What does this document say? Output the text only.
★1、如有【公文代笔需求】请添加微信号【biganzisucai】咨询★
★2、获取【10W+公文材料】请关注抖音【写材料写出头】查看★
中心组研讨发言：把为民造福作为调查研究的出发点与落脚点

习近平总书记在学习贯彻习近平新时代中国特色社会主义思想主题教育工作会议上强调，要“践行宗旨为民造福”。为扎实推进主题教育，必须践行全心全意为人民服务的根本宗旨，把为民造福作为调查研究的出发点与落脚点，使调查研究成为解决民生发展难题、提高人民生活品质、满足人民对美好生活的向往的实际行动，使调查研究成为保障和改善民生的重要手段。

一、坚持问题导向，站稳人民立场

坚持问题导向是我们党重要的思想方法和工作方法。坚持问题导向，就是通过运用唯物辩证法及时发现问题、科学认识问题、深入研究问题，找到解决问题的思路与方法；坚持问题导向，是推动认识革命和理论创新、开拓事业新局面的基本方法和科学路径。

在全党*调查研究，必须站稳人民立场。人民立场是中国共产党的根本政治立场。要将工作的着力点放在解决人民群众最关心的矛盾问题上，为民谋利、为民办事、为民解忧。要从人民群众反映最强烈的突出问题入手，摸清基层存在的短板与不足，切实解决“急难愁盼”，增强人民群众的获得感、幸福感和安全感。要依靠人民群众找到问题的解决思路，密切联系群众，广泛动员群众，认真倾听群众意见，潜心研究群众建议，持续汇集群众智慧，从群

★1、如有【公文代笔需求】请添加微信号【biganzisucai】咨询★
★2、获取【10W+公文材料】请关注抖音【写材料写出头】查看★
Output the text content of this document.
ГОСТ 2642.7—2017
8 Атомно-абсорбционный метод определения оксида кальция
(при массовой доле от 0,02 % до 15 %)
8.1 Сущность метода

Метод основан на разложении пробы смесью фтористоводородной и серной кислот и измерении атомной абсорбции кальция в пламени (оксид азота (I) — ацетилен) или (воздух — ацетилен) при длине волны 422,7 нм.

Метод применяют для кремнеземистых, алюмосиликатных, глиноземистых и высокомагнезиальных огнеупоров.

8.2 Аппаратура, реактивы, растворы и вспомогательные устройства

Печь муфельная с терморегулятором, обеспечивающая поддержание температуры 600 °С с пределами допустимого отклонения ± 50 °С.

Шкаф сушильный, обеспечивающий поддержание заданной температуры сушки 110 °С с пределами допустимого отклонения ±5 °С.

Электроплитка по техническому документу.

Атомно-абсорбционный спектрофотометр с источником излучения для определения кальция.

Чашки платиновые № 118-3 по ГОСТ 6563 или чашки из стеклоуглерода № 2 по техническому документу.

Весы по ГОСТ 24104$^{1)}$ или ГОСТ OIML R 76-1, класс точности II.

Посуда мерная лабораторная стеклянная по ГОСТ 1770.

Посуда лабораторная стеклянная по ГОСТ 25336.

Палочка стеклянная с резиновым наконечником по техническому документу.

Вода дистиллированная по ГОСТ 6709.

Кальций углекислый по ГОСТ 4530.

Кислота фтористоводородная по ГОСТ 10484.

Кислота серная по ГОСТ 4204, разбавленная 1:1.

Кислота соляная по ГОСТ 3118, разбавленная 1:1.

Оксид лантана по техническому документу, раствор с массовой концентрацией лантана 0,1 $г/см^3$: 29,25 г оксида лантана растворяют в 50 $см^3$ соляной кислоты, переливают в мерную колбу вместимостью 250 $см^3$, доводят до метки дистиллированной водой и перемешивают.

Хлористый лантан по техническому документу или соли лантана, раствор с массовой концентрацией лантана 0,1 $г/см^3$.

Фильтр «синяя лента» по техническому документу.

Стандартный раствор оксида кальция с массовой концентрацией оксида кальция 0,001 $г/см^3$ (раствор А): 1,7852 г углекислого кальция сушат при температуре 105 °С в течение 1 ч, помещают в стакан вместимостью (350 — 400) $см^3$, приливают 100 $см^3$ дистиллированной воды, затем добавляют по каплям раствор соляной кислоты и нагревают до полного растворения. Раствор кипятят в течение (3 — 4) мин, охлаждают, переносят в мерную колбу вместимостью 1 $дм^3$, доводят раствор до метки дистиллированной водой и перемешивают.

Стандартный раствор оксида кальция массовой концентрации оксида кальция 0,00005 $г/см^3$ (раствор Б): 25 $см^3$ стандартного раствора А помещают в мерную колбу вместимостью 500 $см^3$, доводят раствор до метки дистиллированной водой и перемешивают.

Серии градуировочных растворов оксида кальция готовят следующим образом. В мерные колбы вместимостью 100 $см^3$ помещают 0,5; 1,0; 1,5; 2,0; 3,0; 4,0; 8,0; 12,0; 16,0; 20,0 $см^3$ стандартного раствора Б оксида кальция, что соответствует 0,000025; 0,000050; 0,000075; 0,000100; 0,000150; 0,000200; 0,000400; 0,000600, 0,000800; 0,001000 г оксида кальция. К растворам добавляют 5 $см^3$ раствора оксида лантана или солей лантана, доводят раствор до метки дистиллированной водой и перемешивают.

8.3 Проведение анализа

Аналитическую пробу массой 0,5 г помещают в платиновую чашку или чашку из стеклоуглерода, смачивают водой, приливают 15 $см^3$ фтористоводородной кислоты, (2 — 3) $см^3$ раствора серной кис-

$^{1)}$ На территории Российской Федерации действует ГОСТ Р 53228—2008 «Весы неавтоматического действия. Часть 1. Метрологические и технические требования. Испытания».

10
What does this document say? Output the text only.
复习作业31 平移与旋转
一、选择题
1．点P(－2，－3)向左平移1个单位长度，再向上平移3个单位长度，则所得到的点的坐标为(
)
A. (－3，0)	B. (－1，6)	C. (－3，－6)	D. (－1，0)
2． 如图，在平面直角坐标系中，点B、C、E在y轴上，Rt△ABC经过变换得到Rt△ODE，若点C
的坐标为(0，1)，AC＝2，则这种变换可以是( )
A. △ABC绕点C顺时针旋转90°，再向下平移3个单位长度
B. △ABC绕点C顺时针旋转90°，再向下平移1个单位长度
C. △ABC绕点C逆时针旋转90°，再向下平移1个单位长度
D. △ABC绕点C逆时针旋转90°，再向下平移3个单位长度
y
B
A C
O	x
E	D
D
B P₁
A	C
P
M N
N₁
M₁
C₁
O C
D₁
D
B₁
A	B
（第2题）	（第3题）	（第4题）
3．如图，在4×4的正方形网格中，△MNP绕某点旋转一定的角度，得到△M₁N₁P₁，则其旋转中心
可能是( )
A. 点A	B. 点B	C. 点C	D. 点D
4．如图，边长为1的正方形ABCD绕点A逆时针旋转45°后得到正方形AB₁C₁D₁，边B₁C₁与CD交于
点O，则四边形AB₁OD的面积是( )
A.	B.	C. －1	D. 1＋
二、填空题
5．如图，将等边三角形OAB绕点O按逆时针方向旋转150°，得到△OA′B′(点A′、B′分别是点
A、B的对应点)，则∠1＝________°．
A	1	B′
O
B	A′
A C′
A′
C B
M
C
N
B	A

++++++

▶ Job
Filter the entries down to the lines containing "кислоты". Copy each of those lines.

▶ Answer to this problem
Оксид лантана по техническому документу, раствор с массовой концентрацией лантана 0,1 $г/см^3$: 29,25 г оксида лантана растворяют в 50 $см^3$ соляной кислоты, переливают в мерную колбу вместимостью 250 $см^3$, доводят до метки дистиллированной водой и перемешивают.
Стандартный раствор оксида кальция с массовой концентрацией оксида кальция 0,001 $г/см^3$ (раствор А): 1,7852 г углекислого кальция сушат при температуре 105 °С в течение 1 ч, помещают в стакан вместимостью (350 — 400) $см^3$, приливают 100 $см^3$ дистиллированной воды, затем добавляют по каплям раствор соляной кислоты и нагревают до полного растворения. Раствор кипятят в течение (3 — 4) мин, охлаждают, переносят в мерную колбу вместимостью 1 $дм^3$, доводят раствор до метки дистиллированной водой и перемешивают.
Аналитическую пробу массой 0,5 г помещают в платиновую чашку или чашку из стеклоуглерода, смачивают водой, приливают 15 $см^3$ фтористоводородной кислоты, (2 — 3) $см^3$ раствора серной кис-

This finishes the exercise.